[PROVIDED ENTRIES]
===
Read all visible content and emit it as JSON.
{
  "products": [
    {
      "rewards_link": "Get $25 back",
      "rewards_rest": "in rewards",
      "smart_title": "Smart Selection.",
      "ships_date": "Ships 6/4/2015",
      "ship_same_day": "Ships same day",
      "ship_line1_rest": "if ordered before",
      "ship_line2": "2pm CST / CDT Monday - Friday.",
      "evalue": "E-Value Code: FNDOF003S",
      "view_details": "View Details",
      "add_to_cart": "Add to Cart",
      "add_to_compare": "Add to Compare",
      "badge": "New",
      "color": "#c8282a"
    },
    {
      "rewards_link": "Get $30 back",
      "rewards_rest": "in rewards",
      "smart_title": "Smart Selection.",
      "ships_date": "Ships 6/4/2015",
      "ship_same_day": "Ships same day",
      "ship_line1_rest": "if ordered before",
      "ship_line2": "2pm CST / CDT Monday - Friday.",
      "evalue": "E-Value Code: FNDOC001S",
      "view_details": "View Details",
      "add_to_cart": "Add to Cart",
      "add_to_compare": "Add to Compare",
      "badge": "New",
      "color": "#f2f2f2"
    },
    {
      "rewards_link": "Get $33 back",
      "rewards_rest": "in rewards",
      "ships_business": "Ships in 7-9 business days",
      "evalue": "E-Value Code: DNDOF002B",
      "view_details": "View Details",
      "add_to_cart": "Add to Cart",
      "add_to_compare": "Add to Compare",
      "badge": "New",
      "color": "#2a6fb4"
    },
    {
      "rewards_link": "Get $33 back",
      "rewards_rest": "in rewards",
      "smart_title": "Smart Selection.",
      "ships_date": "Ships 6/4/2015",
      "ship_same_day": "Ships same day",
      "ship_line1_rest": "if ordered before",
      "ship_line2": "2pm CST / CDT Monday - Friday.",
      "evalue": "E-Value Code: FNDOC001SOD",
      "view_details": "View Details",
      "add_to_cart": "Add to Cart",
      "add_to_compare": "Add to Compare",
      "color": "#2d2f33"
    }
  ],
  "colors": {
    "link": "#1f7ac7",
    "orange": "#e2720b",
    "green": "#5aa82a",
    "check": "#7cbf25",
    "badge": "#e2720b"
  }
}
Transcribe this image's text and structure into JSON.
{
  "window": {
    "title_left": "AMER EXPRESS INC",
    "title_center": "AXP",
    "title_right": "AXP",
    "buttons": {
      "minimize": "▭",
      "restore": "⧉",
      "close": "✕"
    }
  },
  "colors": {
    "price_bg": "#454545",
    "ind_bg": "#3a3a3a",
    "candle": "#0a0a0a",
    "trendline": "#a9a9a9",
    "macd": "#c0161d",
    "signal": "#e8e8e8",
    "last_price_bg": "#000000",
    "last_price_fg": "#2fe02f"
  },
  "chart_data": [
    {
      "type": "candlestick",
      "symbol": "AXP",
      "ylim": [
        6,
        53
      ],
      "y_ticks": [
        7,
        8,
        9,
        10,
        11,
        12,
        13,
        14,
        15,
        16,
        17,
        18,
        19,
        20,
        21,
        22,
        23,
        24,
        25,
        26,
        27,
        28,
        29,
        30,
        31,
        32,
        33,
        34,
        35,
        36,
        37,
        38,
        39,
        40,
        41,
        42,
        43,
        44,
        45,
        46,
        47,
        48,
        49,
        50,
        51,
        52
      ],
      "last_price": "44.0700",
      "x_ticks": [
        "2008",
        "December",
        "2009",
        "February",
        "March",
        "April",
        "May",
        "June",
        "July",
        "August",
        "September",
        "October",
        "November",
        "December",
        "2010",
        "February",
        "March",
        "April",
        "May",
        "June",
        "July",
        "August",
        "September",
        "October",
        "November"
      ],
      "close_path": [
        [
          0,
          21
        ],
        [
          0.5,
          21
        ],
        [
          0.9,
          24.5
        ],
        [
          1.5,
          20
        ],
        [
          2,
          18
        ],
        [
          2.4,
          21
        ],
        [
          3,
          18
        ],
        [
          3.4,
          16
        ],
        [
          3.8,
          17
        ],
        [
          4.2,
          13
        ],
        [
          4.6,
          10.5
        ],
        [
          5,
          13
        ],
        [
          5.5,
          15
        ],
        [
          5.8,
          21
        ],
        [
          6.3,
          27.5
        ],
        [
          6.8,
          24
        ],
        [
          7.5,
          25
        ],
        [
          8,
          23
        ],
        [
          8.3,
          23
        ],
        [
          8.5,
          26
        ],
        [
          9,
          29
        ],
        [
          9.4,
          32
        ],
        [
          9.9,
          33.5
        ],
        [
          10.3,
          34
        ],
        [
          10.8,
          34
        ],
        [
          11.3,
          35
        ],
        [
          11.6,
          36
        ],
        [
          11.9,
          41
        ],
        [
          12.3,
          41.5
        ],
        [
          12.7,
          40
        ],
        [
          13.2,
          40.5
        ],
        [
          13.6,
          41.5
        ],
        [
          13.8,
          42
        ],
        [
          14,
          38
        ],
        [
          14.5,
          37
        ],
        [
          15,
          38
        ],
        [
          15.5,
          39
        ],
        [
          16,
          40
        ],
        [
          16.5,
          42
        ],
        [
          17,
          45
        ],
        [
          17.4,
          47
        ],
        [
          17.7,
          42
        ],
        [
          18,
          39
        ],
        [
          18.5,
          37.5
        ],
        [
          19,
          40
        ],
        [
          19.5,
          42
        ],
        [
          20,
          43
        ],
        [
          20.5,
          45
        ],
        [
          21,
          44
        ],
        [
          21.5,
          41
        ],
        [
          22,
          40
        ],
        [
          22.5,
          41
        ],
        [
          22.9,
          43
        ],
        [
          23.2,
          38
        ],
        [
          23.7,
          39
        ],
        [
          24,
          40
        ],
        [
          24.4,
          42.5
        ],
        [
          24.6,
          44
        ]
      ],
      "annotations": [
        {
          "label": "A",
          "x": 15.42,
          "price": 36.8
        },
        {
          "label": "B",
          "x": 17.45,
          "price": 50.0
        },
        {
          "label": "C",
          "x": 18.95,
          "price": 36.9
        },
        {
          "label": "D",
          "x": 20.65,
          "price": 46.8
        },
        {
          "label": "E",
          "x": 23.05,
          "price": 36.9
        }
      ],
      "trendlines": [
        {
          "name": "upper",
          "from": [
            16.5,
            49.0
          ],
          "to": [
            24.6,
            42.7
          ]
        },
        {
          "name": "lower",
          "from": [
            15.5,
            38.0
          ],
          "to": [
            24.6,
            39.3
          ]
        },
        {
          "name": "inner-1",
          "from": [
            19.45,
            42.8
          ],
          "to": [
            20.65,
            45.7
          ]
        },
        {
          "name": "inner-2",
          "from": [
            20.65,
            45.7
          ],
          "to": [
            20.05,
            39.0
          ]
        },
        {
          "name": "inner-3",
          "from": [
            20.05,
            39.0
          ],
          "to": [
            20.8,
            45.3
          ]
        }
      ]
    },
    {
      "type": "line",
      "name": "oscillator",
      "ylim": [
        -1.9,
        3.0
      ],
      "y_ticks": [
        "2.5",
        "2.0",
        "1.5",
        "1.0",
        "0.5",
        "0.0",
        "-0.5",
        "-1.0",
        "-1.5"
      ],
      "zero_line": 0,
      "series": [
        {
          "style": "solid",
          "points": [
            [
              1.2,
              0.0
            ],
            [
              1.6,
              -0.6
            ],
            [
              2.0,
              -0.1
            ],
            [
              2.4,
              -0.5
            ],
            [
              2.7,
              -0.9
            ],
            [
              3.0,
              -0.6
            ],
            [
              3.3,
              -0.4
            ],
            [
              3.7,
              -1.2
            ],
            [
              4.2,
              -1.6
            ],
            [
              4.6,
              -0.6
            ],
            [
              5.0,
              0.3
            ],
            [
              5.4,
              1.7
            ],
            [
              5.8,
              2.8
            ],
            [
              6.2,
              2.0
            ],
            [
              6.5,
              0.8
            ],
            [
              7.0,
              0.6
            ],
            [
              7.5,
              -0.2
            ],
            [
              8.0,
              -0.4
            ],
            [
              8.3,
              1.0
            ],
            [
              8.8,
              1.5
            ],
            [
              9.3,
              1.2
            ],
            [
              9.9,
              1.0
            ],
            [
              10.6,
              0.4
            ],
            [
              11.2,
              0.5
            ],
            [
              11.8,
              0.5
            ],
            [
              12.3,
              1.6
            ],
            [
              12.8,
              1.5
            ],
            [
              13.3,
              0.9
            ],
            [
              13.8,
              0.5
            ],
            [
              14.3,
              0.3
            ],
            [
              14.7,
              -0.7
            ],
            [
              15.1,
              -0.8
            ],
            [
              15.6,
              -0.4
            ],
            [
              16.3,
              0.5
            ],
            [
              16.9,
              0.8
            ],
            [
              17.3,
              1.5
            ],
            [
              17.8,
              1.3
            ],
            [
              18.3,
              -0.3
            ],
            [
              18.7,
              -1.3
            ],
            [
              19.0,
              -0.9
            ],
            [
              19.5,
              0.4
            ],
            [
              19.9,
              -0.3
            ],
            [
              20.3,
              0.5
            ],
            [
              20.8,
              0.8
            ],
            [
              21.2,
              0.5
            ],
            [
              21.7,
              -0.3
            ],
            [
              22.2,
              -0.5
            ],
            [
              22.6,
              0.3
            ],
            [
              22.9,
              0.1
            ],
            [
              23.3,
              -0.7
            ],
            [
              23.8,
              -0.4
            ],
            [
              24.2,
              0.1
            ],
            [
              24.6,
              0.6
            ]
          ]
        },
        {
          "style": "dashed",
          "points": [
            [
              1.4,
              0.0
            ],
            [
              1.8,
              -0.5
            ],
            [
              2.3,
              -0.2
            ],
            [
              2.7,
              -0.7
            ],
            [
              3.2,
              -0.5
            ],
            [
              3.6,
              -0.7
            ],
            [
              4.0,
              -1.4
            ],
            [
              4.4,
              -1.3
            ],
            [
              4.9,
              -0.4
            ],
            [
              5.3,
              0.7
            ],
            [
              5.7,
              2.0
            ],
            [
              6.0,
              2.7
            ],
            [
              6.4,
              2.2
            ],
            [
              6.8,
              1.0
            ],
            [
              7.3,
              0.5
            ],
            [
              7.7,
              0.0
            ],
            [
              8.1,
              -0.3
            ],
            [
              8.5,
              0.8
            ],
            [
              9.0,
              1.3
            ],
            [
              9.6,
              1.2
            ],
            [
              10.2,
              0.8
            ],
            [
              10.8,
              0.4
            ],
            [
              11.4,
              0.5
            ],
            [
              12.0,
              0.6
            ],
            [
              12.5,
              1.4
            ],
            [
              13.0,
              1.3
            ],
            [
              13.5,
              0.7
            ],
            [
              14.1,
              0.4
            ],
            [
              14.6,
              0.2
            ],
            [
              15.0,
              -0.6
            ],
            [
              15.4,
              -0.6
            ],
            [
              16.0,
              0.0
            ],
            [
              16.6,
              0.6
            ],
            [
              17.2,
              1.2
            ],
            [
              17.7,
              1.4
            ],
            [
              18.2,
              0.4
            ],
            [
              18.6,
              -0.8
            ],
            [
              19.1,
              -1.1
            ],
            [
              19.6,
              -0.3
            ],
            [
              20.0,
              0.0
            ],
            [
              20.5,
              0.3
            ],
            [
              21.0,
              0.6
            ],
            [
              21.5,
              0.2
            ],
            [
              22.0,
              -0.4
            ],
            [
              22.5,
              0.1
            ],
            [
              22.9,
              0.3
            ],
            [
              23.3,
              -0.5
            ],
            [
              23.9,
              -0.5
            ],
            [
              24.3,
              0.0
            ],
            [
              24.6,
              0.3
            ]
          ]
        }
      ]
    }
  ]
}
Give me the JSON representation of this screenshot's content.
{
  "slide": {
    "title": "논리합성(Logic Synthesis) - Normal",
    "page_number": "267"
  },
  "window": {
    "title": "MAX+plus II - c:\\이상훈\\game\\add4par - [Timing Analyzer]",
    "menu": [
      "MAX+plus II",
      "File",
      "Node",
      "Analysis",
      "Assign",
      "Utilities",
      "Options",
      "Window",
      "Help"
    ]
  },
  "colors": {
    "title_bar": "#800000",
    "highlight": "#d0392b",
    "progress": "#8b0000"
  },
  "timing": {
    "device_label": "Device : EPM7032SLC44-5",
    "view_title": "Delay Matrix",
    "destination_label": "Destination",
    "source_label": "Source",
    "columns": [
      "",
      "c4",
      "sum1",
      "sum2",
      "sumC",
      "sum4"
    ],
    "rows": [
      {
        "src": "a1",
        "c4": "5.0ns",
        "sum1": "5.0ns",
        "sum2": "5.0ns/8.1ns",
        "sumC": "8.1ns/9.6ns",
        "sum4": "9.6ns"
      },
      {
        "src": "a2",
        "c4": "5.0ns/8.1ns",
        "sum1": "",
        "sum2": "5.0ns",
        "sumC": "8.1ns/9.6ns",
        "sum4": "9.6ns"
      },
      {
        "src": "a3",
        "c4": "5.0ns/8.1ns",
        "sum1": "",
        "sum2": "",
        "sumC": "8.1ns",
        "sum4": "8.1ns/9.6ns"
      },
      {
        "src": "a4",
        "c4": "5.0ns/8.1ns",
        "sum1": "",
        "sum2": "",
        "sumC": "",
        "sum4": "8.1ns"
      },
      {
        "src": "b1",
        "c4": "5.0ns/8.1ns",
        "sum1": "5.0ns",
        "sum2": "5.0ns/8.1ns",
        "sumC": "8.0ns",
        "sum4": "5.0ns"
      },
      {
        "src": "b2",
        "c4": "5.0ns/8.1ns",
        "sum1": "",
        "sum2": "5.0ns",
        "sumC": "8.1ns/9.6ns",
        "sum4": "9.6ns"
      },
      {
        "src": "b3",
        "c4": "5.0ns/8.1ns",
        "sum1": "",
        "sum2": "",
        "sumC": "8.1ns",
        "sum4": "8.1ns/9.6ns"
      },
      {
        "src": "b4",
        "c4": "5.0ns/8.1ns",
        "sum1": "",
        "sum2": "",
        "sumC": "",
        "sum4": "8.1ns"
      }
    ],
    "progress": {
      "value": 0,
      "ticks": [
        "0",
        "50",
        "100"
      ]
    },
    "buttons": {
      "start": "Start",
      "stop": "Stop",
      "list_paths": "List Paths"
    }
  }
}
===
[SET EXERCISE] Find the word "inner" in the entries, and copy every line it shows up in.

[PROBLEM SOLUTION]
          "name": "inner-1",
          "name": "inner-2",
          "name": "inner-3",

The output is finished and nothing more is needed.